__RESUELVE LO SIGUIENTE__.
a) Responde estas preguntas sobre el fragmento acerca del juego que aparece más abajo:
(i) ¿Qué característica comparten los términos "jugar" y "juego"?
(ii) ¿De qué obra de Nietzsche proviene la cita?
(iii) ¿A partir de qué año la dictadura cívico-militar decide expulsar a la gente del espacio público?
b) ¿Puedes reproducir, del fragmento sobre el juego que figura más abajo, todo el texto desde "CF: A partir" hasta llegar a "surgen como reemplazo?"?

__FRAGMENTO PROPORCIONADO__.

Pero, jugar y juego son términos polisémicos, tienen múltiples significados. Lo que más me inquieta al respecto es la cantidad de veces que escuchamos y pronunciamos ambos términos en un solo día, donde, supuestamente, no estamos jugando. Ya sea, en el trabajo, en la calle, en casa. Tenés que jugar mejor, estoy jugado, esas herramientas hacen juego, esos colores hacen juego. Los ejemplos son interminables y la lista sería kilométrica. Llama poderosamente la atención ¡El juego es lo más serio que hay! Se lo infantiliza y se lo despectiviza, precisamente, por eso, porque provoca cierto temor y no estrictamente a la ridiculez ¡Quizás, sea por lo contrario! Y así estamos. Como afirmaba Nietzsche, en Más allá del bien y del mal: “la madurez del hombre es haber reencontrado la seriedad que de niño se tenía al jugar”.

CF: A partir de 1976, la dictadura cívico-militar decide expulsarnos del espacio público, ¿dónde se refugia la gente, qué lugares surgen como reemplazo?

__LÍNEAS MOSTRADAS__.
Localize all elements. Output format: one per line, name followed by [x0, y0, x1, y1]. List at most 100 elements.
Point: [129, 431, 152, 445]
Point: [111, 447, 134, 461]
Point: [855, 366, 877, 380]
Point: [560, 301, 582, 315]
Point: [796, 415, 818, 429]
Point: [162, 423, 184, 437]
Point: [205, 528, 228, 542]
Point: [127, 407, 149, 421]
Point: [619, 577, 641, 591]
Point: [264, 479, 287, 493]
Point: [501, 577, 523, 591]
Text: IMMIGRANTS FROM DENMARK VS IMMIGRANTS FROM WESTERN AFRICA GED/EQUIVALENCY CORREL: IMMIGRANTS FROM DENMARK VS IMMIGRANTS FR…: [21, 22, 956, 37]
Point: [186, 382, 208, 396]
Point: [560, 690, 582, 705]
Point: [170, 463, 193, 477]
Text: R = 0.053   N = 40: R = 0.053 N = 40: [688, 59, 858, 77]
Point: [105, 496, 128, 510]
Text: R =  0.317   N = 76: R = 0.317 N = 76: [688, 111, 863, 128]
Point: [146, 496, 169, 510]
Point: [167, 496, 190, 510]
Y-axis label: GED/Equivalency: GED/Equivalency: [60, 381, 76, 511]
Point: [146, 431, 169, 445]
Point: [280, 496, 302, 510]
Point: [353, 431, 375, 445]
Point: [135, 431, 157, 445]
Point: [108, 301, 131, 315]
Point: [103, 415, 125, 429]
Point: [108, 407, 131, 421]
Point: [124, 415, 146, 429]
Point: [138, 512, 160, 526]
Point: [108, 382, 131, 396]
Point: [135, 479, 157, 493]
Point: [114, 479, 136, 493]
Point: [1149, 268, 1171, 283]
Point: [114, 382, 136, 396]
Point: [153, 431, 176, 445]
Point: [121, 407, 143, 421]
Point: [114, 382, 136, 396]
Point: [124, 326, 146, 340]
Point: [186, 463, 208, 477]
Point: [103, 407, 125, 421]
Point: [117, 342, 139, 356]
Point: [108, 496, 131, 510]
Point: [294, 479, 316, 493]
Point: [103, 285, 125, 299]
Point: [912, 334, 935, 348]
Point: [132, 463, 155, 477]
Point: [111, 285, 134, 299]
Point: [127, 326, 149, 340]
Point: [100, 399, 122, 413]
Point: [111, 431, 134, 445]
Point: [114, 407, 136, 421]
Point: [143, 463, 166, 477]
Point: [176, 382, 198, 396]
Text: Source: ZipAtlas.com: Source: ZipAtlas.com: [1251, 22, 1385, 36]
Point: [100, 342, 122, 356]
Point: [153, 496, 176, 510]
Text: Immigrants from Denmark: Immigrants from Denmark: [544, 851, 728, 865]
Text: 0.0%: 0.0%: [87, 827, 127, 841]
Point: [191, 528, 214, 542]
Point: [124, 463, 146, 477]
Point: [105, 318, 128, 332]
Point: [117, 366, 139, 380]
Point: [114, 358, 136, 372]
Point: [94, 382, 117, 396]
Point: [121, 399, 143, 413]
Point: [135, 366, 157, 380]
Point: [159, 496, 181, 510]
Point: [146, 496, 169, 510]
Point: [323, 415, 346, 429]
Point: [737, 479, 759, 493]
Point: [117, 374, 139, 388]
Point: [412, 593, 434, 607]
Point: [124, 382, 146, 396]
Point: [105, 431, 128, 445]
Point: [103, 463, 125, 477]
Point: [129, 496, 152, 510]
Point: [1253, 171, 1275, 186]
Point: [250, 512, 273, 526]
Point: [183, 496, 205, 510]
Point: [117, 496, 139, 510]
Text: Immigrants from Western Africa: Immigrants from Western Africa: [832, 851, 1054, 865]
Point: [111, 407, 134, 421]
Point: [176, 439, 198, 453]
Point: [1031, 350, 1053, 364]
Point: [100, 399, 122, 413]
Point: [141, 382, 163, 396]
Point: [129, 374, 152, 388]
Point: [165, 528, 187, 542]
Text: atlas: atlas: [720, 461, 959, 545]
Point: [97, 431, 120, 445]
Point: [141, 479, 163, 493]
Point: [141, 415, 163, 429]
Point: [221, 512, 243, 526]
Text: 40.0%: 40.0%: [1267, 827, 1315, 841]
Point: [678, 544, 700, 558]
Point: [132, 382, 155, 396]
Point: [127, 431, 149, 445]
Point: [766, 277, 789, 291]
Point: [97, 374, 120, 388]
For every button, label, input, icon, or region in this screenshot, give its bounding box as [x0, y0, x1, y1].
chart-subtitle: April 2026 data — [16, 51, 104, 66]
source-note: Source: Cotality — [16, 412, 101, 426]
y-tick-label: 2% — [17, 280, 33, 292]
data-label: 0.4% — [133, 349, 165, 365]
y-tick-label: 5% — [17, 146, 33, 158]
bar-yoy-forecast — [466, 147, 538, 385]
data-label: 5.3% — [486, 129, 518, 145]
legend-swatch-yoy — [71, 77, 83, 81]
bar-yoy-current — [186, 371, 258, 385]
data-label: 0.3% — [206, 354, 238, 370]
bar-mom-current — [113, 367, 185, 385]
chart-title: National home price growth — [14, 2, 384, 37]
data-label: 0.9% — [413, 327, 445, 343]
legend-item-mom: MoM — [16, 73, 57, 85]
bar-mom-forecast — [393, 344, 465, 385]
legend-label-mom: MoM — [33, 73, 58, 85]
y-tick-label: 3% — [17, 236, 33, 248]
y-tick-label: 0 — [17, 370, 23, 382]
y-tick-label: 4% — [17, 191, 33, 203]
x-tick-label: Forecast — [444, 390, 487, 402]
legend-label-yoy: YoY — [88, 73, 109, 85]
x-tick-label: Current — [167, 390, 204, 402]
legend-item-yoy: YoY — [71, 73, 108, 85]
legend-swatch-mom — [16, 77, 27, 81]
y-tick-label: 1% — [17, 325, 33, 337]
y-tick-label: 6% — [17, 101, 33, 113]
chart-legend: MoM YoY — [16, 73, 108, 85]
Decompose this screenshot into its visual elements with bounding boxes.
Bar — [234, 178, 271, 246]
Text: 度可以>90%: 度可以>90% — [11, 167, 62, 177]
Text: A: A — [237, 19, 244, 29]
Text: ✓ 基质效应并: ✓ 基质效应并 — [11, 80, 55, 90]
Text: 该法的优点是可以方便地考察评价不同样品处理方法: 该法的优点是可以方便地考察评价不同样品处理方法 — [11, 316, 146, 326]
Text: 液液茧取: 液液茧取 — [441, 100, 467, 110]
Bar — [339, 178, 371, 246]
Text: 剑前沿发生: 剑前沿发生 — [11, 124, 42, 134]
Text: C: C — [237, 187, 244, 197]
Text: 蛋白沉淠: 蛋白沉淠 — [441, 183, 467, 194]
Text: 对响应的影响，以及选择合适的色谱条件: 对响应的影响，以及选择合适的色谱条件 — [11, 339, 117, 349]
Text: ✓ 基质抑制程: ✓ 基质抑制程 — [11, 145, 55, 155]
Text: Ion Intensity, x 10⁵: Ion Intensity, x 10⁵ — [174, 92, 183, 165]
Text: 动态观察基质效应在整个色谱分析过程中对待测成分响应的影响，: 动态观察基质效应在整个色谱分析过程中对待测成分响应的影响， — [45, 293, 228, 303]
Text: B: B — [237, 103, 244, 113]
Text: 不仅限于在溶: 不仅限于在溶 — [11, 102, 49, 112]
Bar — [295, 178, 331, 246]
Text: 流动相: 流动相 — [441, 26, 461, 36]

__RESPUESTAS SOLICITADAS__.
a)
(i) Son términos polisémicos, con múltiples significados.
(ii) De Más allá del bien y del mal.
(iii) A partir de 1976.

b)
CF: A partir de 1976, la dictadura cívico-militar decide expulsarnos del espacio público, ¿dónde se refugia la gente, qué lugares surgen como reemplazo?